= GIVEN ENTRIES =
▬▬▬▬▬▬▬▬▬▬

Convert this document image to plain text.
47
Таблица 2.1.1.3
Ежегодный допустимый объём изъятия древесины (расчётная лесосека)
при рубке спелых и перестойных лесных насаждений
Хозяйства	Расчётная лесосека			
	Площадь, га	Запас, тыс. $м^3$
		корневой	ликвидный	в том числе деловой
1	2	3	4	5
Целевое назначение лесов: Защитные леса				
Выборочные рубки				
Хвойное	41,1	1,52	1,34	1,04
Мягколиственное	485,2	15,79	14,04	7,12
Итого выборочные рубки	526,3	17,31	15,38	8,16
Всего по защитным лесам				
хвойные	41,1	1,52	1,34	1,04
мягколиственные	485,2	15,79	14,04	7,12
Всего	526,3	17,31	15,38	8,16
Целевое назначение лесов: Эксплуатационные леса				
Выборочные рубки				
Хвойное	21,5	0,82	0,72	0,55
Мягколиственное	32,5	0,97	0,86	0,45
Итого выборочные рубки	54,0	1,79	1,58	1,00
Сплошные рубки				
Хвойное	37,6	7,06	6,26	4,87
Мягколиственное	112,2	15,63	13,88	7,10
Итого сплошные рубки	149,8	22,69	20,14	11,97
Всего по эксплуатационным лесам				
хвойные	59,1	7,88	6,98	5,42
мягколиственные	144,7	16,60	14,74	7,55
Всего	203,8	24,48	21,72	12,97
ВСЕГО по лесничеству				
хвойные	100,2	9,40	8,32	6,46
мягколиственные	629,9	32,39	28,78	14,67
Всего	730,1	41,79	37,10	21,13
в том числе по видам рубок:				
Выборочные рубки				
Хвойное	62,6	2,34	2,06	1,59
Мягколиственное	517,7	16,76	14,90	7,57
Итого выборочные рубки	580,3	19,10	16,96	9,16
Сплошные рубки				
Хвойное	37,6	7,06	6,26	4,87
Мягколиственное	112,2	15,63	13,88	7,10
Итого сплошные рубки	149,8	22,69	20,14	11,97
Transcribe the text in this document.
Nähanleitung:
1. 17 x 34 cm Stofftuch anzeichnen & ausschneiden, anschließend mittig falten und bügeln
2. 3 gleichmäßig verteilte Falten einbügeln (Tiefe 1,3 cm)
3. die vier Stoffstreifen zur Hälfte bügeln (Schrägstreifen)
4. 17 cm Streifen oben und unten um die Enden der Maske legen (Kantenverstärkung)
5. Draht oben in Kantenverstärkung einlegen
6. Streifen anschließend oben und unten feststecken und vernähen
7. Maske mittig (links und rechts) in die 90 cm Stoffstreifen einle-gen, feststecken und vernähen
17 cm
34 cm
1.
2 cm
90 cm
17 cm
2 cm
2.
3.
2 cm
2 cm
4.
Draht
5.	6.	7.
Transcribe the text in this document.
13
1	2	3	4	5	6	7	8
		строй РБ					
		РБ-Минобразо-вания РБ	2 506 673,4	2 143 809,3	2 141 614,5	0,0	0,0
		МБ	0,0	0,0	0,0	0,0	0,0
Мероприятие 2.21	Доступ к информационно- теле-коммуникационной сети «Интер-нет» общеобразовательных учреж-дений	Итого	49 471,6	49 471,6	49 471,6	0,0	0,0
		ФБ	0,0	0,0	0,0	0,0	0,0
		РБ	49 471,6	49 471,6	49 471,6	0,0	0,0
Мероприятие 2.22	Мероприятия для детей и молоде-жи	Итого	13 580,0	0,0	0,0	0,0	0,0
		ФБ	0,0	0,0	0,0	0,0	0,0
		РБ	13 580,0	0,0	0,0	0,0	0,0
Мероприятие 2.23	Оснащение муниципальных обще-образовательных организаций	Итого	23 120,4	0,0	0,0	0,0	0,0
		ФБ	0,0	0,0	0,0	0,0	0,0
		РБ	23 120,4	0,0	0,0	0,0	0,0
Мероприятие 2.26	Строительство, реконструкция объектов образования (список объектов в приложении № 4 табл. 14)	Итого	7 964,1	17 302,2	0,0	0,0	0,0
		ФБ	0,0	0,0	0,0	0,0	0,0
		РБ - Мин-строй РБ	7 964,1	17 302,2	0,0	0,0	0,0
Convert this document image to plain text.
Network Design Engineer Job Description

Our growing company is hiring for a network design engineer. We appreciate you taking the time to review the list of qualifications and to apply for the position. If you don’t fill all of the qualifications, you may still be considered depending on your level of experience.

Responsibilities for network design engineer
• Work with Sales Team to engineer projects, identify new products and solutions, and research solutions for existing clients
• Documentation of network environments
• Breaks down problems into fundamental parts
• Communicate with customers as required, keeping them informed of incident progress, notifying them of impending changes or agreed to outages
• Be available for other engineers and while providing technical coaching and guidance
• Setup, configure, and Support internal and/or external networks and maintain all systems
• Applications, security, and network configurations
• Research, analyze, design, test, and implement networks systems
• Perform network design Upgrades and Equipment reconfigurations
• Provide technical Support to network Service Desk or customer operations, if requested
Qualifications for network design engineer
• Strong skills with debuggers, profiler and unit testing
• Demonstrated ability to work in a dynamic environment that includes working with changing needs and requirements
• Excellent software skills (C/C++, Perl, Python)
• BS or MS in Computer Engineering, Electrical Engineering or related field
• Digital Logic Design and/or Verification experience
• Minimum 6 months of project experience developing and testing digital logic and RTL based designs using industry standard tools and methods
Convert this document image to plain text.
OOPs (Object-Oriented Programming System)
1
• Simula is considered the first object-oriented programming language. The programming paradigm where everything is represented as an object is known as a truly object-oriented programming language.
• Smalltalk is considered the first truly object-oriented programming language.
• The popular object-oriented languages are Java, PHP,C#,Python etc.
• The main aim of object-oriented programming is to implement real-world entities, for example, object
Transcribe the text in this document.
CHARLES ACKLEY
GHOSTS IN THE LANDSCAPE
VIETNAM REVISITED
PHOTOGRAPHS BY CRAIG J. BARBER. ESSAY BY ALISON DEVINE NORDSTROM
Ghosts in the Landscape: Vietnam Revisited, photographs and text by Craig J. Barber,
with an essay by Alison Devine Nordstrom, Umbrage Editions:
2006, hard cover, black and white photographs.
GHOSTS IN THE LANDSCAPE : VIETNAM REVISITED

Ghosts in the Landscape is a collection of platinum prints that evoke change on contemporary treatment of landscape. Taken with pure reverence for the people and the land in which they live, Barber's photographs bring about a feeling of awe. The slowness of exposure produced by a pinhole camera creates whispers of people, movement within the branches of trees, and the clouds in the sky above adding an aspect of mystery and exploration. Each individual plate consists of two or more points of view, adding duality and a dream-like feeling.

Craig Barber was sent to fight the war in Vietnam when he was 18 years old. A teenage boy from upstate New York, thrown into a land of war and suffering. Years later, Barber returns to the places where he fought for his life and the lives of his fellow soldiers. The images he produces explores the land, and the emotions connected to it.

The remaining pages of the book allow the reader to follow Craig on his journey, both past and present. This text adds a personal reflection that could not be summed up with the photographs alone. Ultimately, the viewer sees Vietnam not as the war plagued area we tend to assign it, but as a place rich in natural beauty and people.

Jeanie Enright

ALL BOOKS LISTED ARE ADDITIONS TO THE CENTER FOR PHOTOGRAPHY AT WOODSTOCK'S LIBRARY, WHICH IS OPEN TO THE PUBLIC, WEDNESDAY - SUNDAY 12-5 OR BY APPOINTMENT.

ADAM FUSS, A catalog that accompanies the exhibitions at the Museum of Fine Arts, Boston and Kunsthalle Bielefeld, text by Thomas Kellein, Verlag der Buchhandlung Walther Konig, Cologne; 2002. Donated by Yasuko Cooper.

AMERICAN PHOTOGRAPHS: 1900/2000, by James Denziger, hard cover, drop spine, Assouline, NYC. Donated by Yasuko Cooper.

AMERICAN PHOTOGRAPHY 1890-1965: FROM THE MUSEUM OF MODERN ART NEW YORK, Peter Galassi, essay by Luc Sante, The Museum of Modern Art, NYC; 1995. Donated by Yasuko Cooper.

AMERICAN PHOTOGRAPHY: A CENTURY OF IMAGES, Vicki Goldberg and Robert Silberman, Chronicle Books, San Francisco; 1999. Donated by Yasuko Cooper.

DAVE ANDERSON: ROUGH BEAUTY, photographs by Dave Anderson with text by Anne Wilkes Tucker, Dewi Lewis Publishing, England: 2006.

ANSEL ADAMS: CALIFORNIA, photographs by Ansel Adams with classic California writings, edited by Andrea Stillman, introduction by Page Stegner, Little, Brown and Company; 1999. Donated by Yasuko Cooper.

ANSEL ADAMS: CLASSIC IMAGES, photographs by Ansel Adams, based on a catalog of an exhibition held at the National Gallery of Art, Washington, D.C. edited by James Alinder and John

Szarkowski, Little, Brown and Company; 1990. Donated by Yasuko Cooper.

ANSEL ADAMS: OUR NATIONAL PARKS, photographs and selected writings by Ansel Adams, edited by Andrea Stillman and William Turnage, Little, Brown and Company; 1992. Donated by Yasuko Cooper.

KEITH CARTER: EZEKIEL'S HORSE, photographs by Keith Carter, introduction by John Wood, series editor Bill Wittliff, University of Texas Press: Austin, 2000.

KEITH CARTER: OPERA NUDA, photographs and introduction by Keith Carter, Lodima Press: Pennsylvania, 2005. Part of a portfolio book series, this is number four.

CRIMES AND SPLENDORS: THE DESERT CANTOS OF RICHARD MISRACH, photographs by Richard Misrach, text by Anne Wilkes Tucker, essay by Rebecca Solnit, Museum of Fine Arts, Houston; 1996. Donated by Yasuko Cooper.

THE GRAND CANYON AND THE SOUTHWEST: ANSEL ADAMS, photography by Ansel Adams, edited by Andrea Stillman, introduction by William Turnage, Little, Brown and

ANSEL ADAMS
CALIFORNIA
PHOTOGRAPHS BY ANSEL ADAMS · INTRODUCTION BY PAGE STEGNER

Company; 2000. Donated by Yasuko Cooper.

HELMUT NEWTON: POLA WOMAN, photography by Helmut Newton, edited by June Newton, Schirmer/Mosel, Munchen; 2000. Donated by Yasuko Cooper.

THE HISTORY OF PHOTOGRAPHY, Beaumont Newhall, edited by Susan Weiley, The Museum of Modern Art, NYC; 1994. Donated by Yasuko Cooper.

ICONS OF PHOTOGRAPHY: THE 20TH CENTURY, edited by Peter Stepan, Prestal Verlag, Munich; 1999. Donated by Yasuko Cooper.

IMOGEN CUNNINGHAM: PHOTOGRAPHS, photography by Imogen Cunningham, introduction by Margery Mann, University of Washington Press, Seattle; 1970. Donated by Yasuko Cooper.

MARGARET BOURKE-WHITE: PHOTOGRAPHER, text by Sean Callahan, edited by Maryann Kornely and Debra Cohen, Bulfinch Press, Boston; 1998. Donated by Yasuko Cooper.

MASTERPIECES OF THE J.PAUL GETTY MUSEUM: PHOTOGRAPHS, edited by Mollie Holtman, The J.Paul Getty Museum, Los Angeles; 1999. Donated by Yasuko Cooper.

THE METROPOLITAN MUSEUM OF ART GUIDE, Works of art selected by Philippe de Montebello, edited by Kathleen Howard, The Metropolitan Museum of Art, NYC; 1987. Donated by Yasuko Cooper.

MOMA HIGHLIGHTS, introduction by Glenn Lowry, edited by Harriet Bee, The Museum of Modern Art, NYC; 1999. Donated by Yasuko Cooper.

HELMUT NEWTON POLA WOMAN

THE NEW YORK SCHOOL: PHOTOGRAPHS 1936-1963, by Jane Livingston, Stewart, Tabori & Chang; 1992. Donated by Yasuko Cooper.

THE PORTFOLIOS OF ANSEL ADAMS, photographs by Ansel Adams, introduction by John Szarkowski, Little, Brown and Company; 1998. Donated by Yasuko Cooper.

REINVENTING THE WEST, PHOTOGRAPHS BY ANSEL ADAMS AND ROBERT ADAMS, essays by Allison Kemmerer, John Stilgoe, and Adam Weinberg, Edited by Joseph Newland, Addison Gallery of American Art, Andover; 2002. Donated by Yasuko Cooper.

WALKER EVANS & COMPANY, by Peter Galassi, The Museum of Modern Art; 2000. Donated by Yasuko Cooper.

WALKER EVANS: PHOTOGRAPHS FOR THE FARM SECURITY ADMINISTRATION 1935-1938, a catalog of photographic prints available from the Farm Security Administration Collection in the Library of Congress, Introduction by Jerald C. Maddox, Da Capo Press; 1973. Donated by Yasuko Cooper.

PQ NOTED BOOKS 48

▬▬▬▬▬▬▬▬▬▬

= EXERCISE INSTRUCTIONS =
Of the lines in this listing, how many contain "William"? Reply with the number and nothing more.

= OUTPUT =
2